__DIRECTIVE__: Restate the entire listing word for word.

__INFORMATION SUPPLIED__:
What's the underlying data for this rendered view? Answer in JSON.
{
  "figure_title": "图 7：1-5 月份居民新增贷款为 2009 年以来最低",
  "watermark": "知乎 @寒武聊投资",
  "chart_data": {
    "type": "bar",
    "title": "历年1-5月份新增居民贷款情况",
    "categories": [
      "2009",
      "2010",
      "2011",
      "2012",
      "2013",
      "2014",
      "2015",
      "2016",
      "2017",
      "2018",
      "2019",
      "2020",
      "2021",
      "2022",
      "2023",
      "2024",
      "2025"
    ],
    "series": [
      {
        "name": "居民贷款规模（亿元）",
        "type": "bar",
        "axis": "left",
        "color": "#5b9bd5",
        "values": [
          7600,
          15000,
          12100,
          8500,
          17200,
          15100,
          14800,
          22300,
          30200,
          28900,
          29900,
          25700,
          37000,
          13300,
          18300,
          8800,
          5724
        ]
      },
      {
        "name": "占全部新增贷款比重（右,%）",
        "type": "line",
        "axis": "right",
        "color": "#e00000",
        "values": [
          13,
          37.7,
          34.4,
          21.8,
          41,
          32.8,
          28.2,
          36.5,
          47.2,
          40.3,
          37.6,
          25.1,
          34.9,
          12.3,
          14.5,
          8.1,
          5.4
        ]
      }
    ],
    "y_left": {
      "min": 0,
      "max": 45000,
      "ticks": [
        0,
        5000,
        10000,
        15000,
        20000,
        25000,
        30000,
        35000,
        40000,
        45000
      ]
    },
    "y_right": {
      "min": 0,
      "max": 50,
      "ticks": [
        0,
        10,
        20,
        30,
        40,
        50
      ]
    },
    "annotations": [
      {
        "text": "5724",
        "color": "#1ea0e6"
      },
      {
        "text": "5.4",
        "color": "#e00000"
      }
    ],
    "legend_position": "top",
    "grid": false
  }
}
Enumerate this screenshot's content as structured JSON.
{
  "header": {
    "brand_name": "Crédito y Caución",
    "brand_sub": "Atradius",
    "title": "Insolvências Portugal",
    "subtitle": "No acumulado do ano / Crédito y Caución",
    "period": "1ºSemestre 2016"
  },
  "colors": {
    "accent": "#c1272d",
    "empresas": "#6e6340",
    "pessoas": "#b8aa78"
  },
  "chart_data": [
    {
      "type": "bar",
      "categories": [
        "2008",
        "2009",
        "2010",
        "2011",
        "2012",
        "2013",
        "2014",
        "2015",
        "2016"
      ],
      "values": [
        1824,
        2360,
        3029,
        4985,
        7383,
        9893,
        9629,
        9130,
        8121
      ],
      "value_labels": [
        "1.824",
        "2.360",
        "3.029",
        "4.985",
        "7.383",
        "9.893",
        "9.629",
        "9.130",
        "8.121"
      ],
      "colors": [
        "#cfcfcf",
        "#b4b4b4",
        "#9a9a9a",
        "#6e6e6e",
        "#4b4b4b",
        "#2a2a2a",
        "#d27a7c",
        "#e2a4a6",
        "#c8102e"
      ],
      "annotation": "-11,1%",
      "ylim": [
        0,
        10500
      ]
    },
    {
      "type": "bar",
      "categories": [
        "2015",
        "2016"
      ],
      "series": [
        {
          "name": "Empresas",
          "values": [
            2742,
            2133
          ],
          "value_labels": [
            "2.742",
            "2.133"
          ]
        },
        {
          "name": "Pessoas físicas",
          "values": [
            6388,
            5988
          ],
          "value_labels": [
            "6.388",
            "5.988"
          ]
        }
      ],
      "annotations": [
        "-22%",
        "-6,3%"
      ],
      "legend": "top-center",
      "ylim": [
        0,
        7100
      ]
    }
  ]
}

__RESPONSE__:
What's the underlying data for this rendered view? Answer in JSON.
{
  "figure_title": "图 7：1-5 月份居民新增贷款为 2009 年以来最低",
  "watermark": "知乎 @寒武聊投资",
  "chart_data": {
    "type": "bar",
    "title": "历年1-5月份新增居民贷款情况",
    "categories": [
      "2009",
      "2010",
      "2011",
      "2012",
      "2013",
      "2014",
      "2015",
      "2016",
      "2017",
      "2018",
      "2019",
      "2020",
      "2021",
      "2022",
      "2023",
      "2024",
      "2025"
    ],
    "series": [
      {
        "name": "居民贷款规模（亿元）",
        "type": "bar",
        "axis": "left",
        "color": "#5b9bd5",
        "values": [
          7600,
          15000,
          12100,
          8500,
          17200,
          15100,
          14800,
          22300,
          30200,
          28900,
          29900,
          25700,
          37000,
          13300,
          18300,
          8800,
          5724
        ]
      },
      {
        "name": "占全部新增贷款比重（右,%）",
        "type": "line",
        "axis": "right",
        "color": "#e00000",
        "values": [
          13,
          37.7,
          34.4,
          21.8,
          41,
          32.8,
          28.2,
          36.5,
          47.2,
          40.3,
          37.6,
          25.1,
          34.9,
          12.3,
          14.5,
          8.1,
          5.4
        ]
      }
    ],
    "y_left": {
      "min": 0,
      "max": 45000,
      "ticks": [
        0,
        5000,
        10000,
        15000,
        20000,
        25000,
        30000,
        35000,
        40000,
        45000
      ]
    },
    "y_right": {
      "min": 0,
      "max": 50,
      "ticks": [
        0,
        10,
        20,
        30,
        40,
        50
      ]
    },
    "annotations": [
      {
        "text": "5724",
        "color": "#1ea0e6"
      },
      {
        "text": "5.4",
        "color": "#e00000"
      }
    ],
    "legend_position": "top",
    "grid": false
  }
}
Enumerate this screenshot's content as structured JSON.
{
  "header": {
    "brand_name": "Crédito y Caución",
    "brand_sub": "Atradius",
    "title": "Insolvências Portugal",
    "subtitle": "No acumulado do ano / Crédito y Caución",
    "period": "1ºSemestre 2016"
  },
  "colors": {
    "accent": "#c1272d",
    "empresas": "#6e6340",
    "pessoas": "#b8aa78"
  },
  "chart_data": [
    {
      "type": "bar",
      "categories": [
        "2008",
        "2009",
        "2010",
        "2011",
        "2012",
        "2013",
        "2014",
        "2015",
        "2016"
      ],
      "values": [
        1824,
        2360,
        3029,
        4985,
        7383,
        9893,
        9629,
        9130,
        8121
      ],
      "value_labels": [
        "1.824",
        "2.360",
        "3.029",
        "4.985",
        "7.383",
        "9.893",
        "9.629",
        "9.130",
        "8.121"
      ],
      "colors": [
        "#cfcfcf",
        "#b4b4b4",
        "#9a9a9a",
        "#6e6e6e",
        "#4b4b4b",
        "#2a2a2a",
        "#d27a7c",
        "#e2a4a6",
        "#c8102e"
      ],
      "annotation": "-11,1%",
      "ylim": [
        0,
        10500
      ]
    },
    {
      "type": "bar",
      "categories": [
        "2015",
        "2016"
      ],
      "series": [
        {
          "name": "Empresas",
          "values": [
            2742,
            2133
          ],
          "value_labels": [
            "2.742",
            "2.133"
          ]
        },
        {
          "name": "Pessoas físicas",
          "values": [
            6388,
            5988
          ],
          "value_labels": [
            "6.388",
            "5.988"
          ]
        }
      ],
      "annotations": [
        "-22%",
        "-6,3%"
      ],
      "legend": "top-center",
      "ylim": [
        0,
        7100
      ]
    }
  ]
}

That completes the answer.